◆ **WRITTEN PROBLEM**
Nothing in the data should change when you return it, but leave the pictures out.

Raw records
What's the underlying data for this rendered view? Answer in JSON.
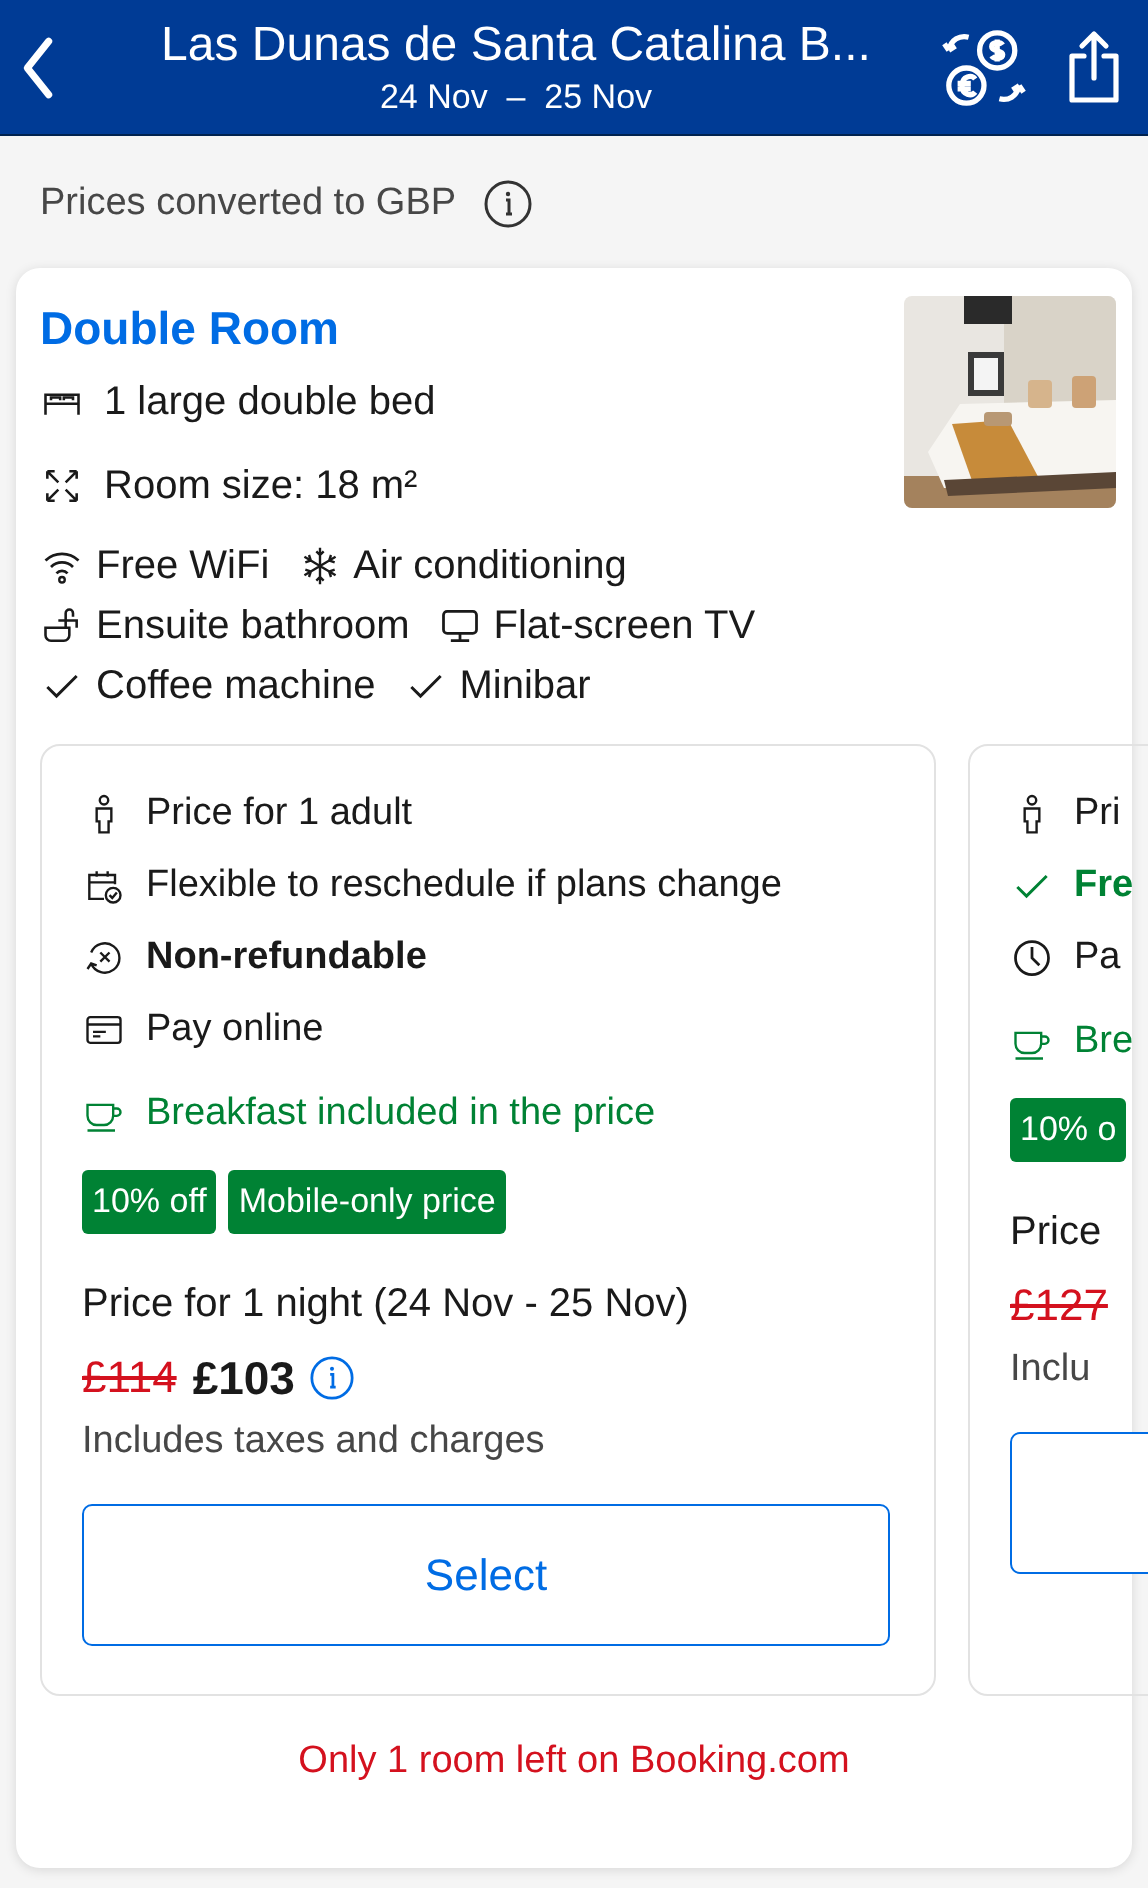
{
  "header": {
    "title": "Las Dunas de Santa Catalina B...",
    "dates": "24 Nov  –  25 Nov"
  },
  "notice": {
    "text": "Prices converted to GBP"
  },
  "room": {
    "name": "Double Room",
    "photo": {
      "kind": "picture"
    },
    "facilities": [
      {
        "kind": "bed",
        "text": "1 large double bed"
      },
      {
        "kind": "size",
        "text": "Room size: 18 m²"
      }
    ],
    "amenity_rows": [
      [
        {
          "kind": "wifi",
          "text": "Free WiFi"
        },
        {
          "kind": "snow",
          "text": "Air conditioning"
        }
      ],
      [
        {
          "kind": "bath",
          "text": "Ensuite bathroom"
        },
        {
          "kind": "tv",
          "text": "Flat-screen TV"
        }
      ],
      [
        {
          "kind": "check",
          "text": "Coffee machine"
        },
        {
          "kind": "check",
          "text": "Minibar"
        }
      ]
    ],
    "offers": [
      {
        "conditions": [
          {
            "kind": "person",
            "text": "Price for 1 adult",
            "bold": false,
            "positive": false
          },
          {
            "kind": "calendar",
            "text": "Flexible to reschedule if plans change",
            "bold": false,
            "positive": false
          },
          {
            "kind": "norefund",
            "text": "Non-refundable",
            "bold": true,
            "positive": false
          },
          {
            "kind": "card",
            "text": "Pay online",
            "bold": false,
            "positive": false
          }
        ],
        "meal": {
          "kind": "cup",
          "text": "Breakfast included in the price"
        },
        "badges": [
          "10% off",
          "Mobile-only price"
        ],
        "price_label": "Price for 1 night (24 Nov - 25 Nov)",
        "old_price": "£114",
        "price": "£103",
        "taxes": "Includes taxes and charges",
        "button": "Select"
      },
      {
        "conditions": [
          {
            "kind": "person",
            "text": "Pri",
            "bold": false,
            "positive": false
          },
          {
            "kind": "check",
            "text": "Fre",
            "bold": true,
            "positive": true
          },
          {
            "kind": "clock",
            "text": "Pa",
            "bold": false,
            "positive": false
          }
        ],
        "meal": {
          "kind": "cup",
          "text": "Bre"
        },
        "badges": [
          "10% o"
        ],
        "price_label": "Price",
        "old_price": "£127",
        "taxes": "Inclu"
      }
    ],
    "availability": "Only 1 room left on Booking.com"
  }
}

◆ **WRITTEN SOLUTION**
What's the underlying data for this rendered view? Answer in JSON.
{
  "header": {
    "title": "Las Dunas de Santa Catalina B...",
    "dates": "24 Nov  –  25 Nov"
  },
  "notice": {
    "text": "Prices converted to GBP"
  },
  "room": {
    "name": "Double Room",
    "photo": {
      "kind": "picture"
    },
    "facilities": [
      {
        "kind": "bed",
        "text": "1 large double bed"
      },
      {
        "kind": "size",
        "text": "Room size: 18 m²"
      }
    ],
    "amenity_rows": [
      [
        {
          "kind": "wifi",
          "text": "Free WiFi"
        },
        {
          "kind": "snow",
          "text": "Air conditioning"
        }
      ],
      [
        {
          "kind": "bath",
          "text": "Ensuite bathroom"
        },
        {
          "kind": "tv",
          "text": "Flat-screen TV"
        }
      ],
      [
        {
          "kind": "check",
          "text": "Coffee machine"
        },
        {
          "kind": "check",
          "text": "Minibar"
        }
      ]
    ],
    "offers": [
      {
        "conditions": [
          {
            "kind": "person",
            "text": "Price for 1 adult",
            "bold": false,
            "positive": false
          },
          {
            "kind": "calendar",
            "text": "Flexible to reschedule if plans change",
            "bold": false,
            "positive": false
          },
          {
            "kind": "norefund",
            "text": "Non-refundable",
            "bold": true,
            "positive": false
          },
          {
            "kind": "card",
            "text": "Pay online",
            "bold": false,
            "positive": false
          }
        ],
        "meal": {
          "kind": "cup",
          "text": "Breakfast included in the price"
        },
        "badges": [
          "10% off",
          "Mobile-only price"
        ],
        "price_label": "Price for 1 night (24 Nov - 25 Nov)",
        "old_price": "£114",
        "price": "£103",
        "taxes": "Includes taxes and charges",
        "button": "Select"
      },
      {
        "conditions": [
          {
            "kind": "person",
            "text": "Pri",
            "bold": false,
            "positive": false
          },
          {
            "kind": "check",
            "text": "Fre",
            "bold": true,
            "positive": true
          },
          {
            "kind": "clock",
            "text": "Pa",
            "bold": false,
            "positive": false
          }
        ],
        "meal": {
          "kind": "cup",
          "text": "Bre"
        },
        "badges": [
          "10% o"
        ],
        "price_label": "Price",
        "old_price": "£127",
        "taxes": "Inclu"
      }
    ],
    "availability": "Only 1 room left on Booking.com"
  }
}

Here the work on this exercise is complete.